▼
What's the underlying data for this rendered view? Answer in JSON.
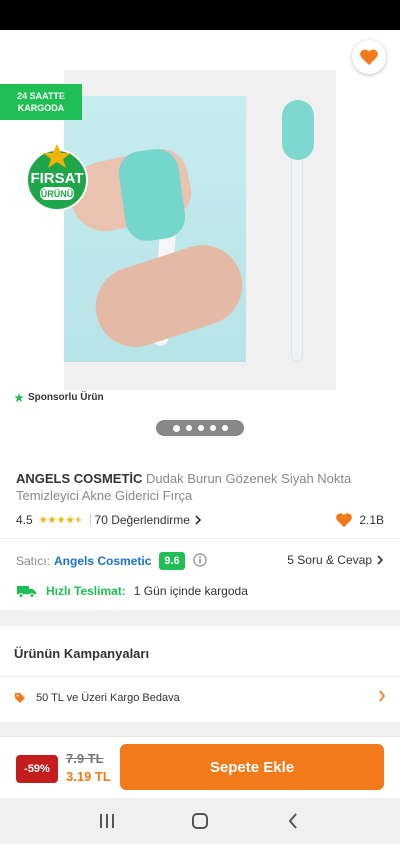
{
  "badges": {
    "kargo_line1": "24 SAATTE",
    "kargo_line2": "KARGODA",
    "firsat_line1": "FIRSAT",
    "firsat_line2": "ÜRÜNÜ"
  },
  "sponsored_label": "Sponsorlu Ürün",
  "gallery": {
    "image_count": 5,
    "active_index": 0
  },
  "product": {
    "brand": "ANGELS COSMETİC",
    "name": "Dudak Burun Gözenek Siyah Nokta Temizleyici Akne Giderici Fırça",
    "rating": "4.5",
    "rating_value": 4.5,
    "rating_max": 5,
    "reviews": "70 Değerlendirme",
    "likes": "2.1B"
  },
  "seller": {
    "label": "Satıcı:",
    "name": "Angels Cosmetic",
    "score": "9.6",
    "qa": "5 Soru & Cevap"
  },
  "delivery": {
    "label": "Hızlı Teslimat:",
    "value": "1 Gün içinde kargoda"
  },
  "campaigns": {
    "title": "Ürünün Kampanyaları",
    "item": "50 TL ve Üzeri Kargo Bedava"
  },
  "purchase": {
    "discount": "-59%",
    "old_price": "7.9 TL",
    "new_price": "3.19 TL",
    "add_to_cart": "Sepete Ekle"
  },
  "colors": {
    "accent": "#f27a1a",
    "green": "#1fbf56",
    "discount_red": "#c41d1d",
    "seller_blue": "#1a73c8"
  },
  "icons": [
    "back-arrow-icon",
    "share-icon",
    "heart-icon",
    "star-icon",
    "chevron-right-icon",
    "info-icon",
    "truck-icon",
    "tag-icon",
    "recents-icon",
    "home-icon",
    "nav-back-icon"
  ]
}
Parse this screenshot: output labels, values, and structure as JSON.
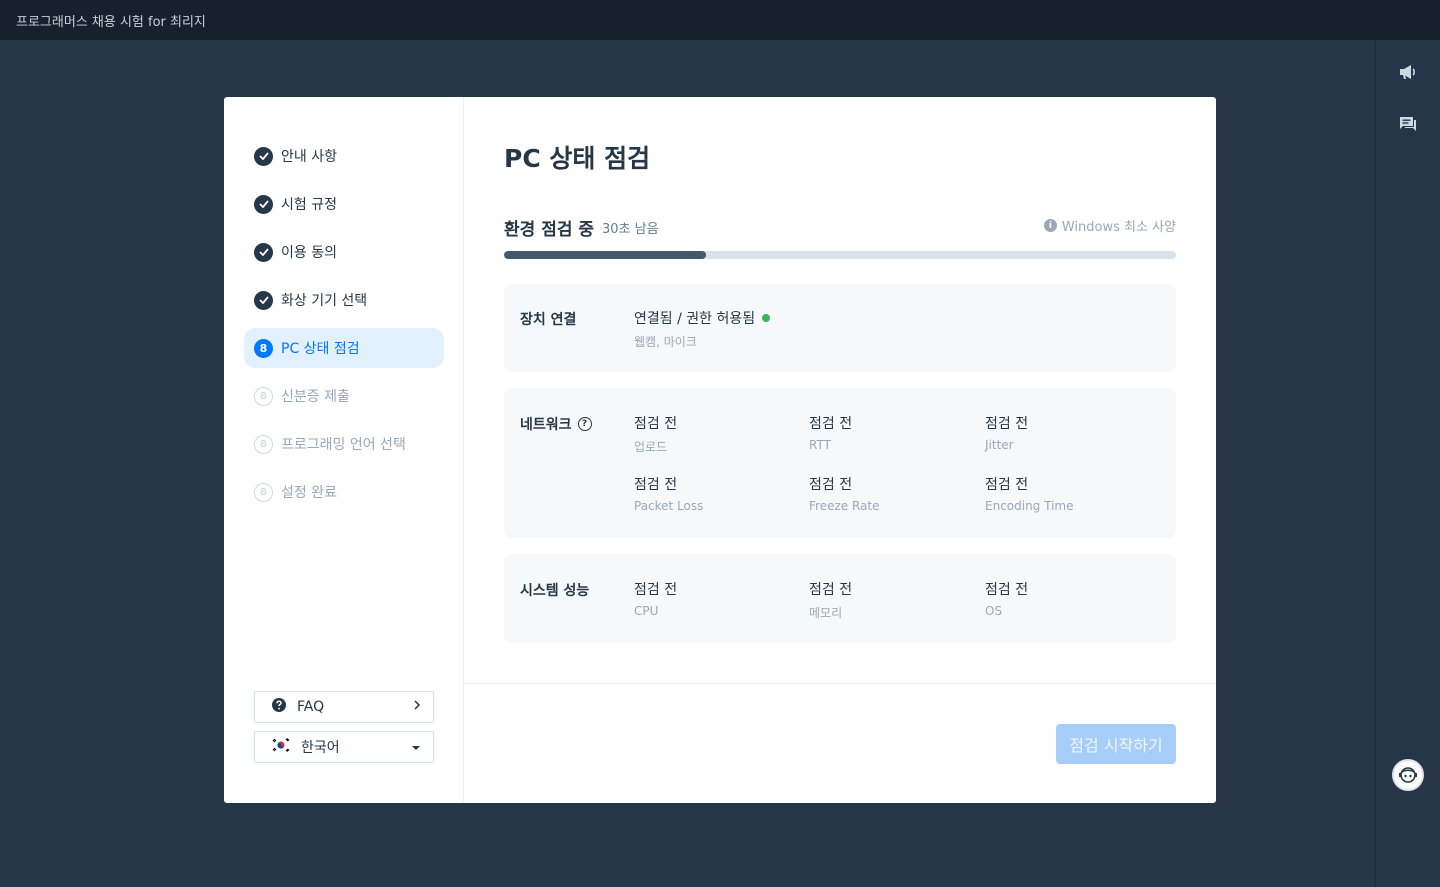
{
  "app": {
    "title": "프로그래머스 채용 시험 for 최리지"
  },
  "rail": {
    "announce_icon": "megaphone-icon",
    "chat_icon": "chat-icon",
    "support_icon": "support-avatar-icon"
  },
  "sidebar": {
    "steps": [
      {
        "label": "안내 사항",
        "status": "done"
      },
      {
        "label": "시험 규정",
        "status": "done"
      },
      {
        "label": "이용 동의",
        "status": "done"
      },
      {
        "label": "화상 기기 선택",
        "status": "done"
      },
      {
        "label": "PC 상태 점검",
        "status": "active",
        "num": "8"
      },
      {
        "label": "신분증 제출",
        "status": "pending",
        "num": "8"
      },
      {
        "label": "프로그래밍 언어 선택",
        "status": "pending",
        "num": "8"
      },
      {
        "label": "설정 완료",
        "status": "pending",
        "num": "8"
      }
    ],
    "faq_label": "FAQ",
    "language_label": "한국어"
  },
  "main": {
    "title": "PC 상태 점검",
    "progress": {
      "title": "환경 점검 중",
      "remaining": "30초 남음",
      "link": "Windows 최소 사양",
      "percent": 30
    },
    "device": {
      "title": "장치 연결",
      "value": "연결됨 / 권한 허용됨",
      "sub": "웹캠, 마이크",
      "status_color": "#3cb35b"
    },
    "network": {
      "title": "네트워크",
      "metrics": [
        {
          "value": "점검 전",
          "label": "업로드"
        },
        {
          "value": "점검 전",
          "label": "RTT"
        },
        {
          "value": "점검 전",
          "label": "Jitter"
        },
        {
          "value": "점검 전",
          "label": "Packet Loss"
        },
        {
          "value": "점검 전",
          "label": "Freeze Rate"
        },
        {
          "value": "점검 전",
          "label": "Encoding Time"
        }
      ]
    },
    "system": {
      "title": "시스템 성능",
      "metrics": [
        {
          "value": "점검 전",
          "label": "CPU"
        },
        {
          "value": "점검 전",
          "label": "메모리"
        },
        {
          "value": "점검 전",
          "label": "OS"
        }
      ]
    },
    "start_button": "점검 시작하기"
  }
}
▲
• _The task_
Filter the entries down to the lines with the word "title" in them.

• _Answer for the task_
    "title": "Ürünün Kampanyaları",
    "title": "프로그래머스 채용 시험 for 최리지"
    "title": "PC 상태 점검",
      "title": "환경 점검 중",
      "title": "장치 연결",
      "title": "네트워크",
      "title": "시스템 성능",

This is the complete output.